[Written request A]
In the rows below, rewrite the stretch from "table-cell: LwAout [366,480,409,496]" through "y-left-tick-label: 165 [60,115,71,122]", putting "grid-cell" in place of each "table-cell" and leaving everything else as it is.

# Who is the biggest baddest traitor primarch?



## BlackApostleVilhelm (May 14, 2008)

ok in your opinion who is the baddest traitor primarch? for example who could really cause the most damage to the imperium if he were to muster his legion? also in looks and how they fight and whatnot.

i would have to say angron with perturabo in a close second. while angron and the warriors that follow him are just unbelievably good at killing everything around perturabo isnt tied down by warptstorms and has the resources to lay seige to whole sectors of the imperium. so i take that back its a tie between the two.


----------



## Fluff'Ead (Aug 22, 2007)

Angron for sure - unlike the other Primarchs he still personally goes to battle.


----------



## xpunksbeendeadx (Jul 2, 2008)

Fulgrim and the Emperors Children would be able to cause untold amounts of collateral damage on the Imperium. Just at the siege of terra they killed a million ordinary people to make drugs. This just shows the amount of damage they can cause just to citizens alone.


----------



## DaemonsR'us (Jan 25, 2007)

Angron could reap havoc if he could throw his legion together, throwing the legion together probably will never happen though, and all the other primarchs are just basically sitting on their arses, the death gaurd are still the most organized though and if mortarion decides to launch a assualt out of the eye of terror i believe hes probably got the best chances, and as much as i love word bearers are their apostles, logar seems content sitting in the eye like most of the other dp primarchs and the word bearers that do venture out are more concerned with making a mockery of the imperial creed rather than conquest so eh my vote goes to the death guard


----------



## AJAX1001 (Jun 29, 2008)

I agree that fulgrim is the Baddest because he is the only primarch that is actually Fully Deamon.:biggrin:


----------



## Cole Deschain (Jun 14, 2008)

Magnus.

Scared the Emperor BEFORE he turned Traitor.


----------



## Dirge Eterna (Apr 30, 2007)

Lorgar, because he converts worlds, instead of killing everyone.

-Dirge


----------



## rgw (Jan 29, 2008)

Cole Deschain said:


> Magnus.
> 
> Scared the Emperor BEFORE he turned Traitor.


Quoted for comedic effect. Made me lol.

[Provided data]
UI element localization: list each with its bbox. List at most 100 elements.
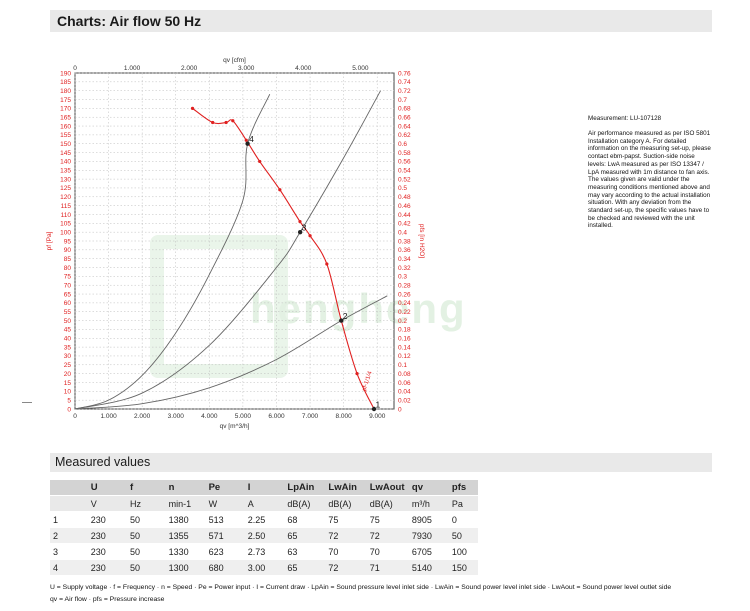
table-cell: LwAout [366,480,409,496]
x-top-tick-label: 5.000 [352,65,369,72]
table-cell: 4 [50,559,88,576]
y-right-tick-label: 0.24 [398,300,411,307]
table-cell: 230 [87,511,127,528]
watermark-logo [150,235,288,378]
table-cell: LwAin [325,480,367,496]
y-left-tick-label: 65 [64,291,72,298]
table-cell: 623 [205,543,245,560]
x-bottom-tick-label: 8.000 [335,413,352,420]
table-cell: 150 [448,559,478,576]
table-cell: 50 [448,527,478,544]
table-cell: n [165,480,206,496]
y-left-tick-label: 10 [64,389,72,396]
y-left-tick-label: 170 [60,106,71,113]
table-cell: 72 [366,527,409,544]
margin-dash [22,402,32,403]
y-right-tick-label: 0.32 [398,265,411,272]
y-left-tick-label: 190 [60,70,71,77]
y-right-tick-label: 0.56 [398,159,411,166]
y-left-tick-label: 145 [60,150,71,157]
y-left-tick-label: 165 [60,115,71,122]
y-right-tick-label: 0.74 [398,79,411,86]
fan-curve-point [190,106,195,110]
table-cell: dB(A) [284,495,326,512]
y-left-tick-label: 75 [64,274,72,281]
x-top-axis-label: qv [cfm] [223,57,246,64]
y-right-tick-label: 0.06 [398,380,411,387]
y-left-tick-label: 55 [64,309,72,316]
table-cell: Pe [205,480,245,496]
table-cell: U [87,480,127,496]
y-left-tick-label: 40 [64,336,72,343]
table-cell: 63 [284,543,326,560]
y-right-tick-label: 0.62 [398,132,411,139]
y-left-tick-label: 135 [60,168,71,175]
x-top-tick-label: 4.000 [295,65,312,72]
table-cell: 5140 [408,559,449,576]
y-left-tick-label: 45 [64,327,72,334]
y-left-tick-label: 100 [60,229,71,236]
fan-curve-label: pf-1/1/4 [362,370,374,392]
watermark-text: hengheng [250,285,467,332]
operating-point-label: 4 [249,134,254,144]
y-left-tick-label: 70 [64,283,72,290]
table-cell [50,480,88,496]
y-right-tick-label: 0.52 [398,176,411,183]
table-cell: 65 [284,527,326,544]
table-cell: LpAin [284,480,326,496]
y-right-tick-label: 0 [398,406,402,413]
x-bottom-tick-label: 2.000 [134,413,151,420]
table-cell: I [244,480,285,496]
y-right-tick-label: 0.64 [398,123,411,130]
table-cell: 1300 [165,559,206,576]
y-left-tick-label: 15 [64,380,72,387]
table-cell: 2 [50,527,88,544]
page-title-bar: Charts: Air flow 50 Hz [50,10,712,32]
y-left-tick-label: 25 [64,362,72,369]
y-left-tick-label: 140 [60,159,71,166]
x-bottom-tick-label: 7.000 [302,413,319,420]
table-row: 3 230 50 1330 623 2.73 63 70 70 6705 100 [50,543,478,560]
y-left-tick-label: 90 [64,247,72,254]
x-bottom-tick-label: 9.000 [369,413,386,420]
table-cell: 1380 [165,511,206,528]
y-right-tick-label: 0.72 [398,88,411,95]
y-left-tick-label: 150 [60,141,71,148]
table-cell: dB(A) [325,495,367,512]
x-top-tick-label: 1.000 [124,65,141,72]
table-cell: 1 [50,511,88,528]
table-cell: 2.25 [244,511,285,528]
y-left-tick-label: 105 [60,221,71,228]
airflow-chart: 0510152025303540455055606570758085909510… [46,57,425,430]
table-cell: 70 [325,543,367,560]
fan-curve-point [258,159,262,164]
y-right-tick-label: 0.16 [398,336,411,343]
fan-curve-point [231,119,235,123]
table-cell: 50 [126,511,166,528]
y-left-tick-label: 115 [61,203,72,210]
measured-values-title: Measured values [55,455,151,469]
x-top-tick-label: 2.000 [181,65,198,72]
x-bottom-tick-label: 6.000 [268,413,285,420]
fan-curve-point [211,120,215,125]
table-cell: 3 [50,543,88,560]
y-left-tick-label: 20 [64,371,72,378]
measurement-notes: Air performance measured as per ISO 5801… [588,130,711,230]
y-left-tick-label: 160 [60,123,71,130]
table-cell: 70 [366,543,409,560]
table-cell: 75 [325,511,367,528]
operating-point [245,141,250,146]
operating-point-label: 3 [302,223,307,233]
y-right-tick-label: 0.12 [398,353,411,360]
y-right-axis-label: pfs [in H2O] [418,224,425,259]
fan-curve-point [244,138,248,142]
table-cell: 72 [325,527,367,544]
table-cell: 100 [448,543,478,560]
fan-curve-point [278,188,282,192]
table-cell: 50 [126,527,166,544]
y-left-tick-label: 60 [64,300,72,307]
y-right-tick-label: 0.54 [398,168,411,175]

[Written request B]
Answer these questions about the primarch thread above:
(i) Which primarch does Fluff'Ead name, and for what reason?
(ii) According to xpunksbeendeadx, how many ordinary people did the Emperors Children kill at the siege of Terra, and for what purpose?
(iii) Why does Dirge Eterna choose Lorgar?

[Full solution A]
grid-cell: LwAout [366,480,409,496]
x-top-tick-label: 5.000 [352,65,369,72]
grid-cell: 4 [50,559,88,576]
y-right-tick-label: 0.24 [398,300,411,307]
grid-cell: 230 [87,511,127,528]
watermark-logo [150,235,288,378]
grid-cell: LwAin [325,480,367,496]
y-left-tick-label: 65 [64,291,72,298]
grid-cell: 623 [205,543,245,560]
x-bottom-tick-label: 8.000 [335,413,352,420]
grid-cell: 150 [448,559,478,576]
grid-cell: 50 [448,527,478,544]
grid-cell: n [165,480,206,496]
y-left-tick-label: 10 [64,389,72,396]
y-left-tick-label: 170 [60,106,71,113]
grid-cell: 72 [366,527,409,544]
margin-dash [22,402,32,403]
y-right-tick-label: 0.32 [398,265,411,272]
y-left-tick-label: 190 [60,70,71,77]
y-right-tick-label: 0.56 [398,159,411,166]
y-left-tick-label: 145 [60,150,71,157]
y-left-tick-label: 165 [60,115,71,122]

[Full solution B]
(i) Angron, because unlike the other primarchs he still personally goes to battle.
(ii) A million ordinary people, killed to make drugs.
(iii) Because he converts worlds instead of killing everyone.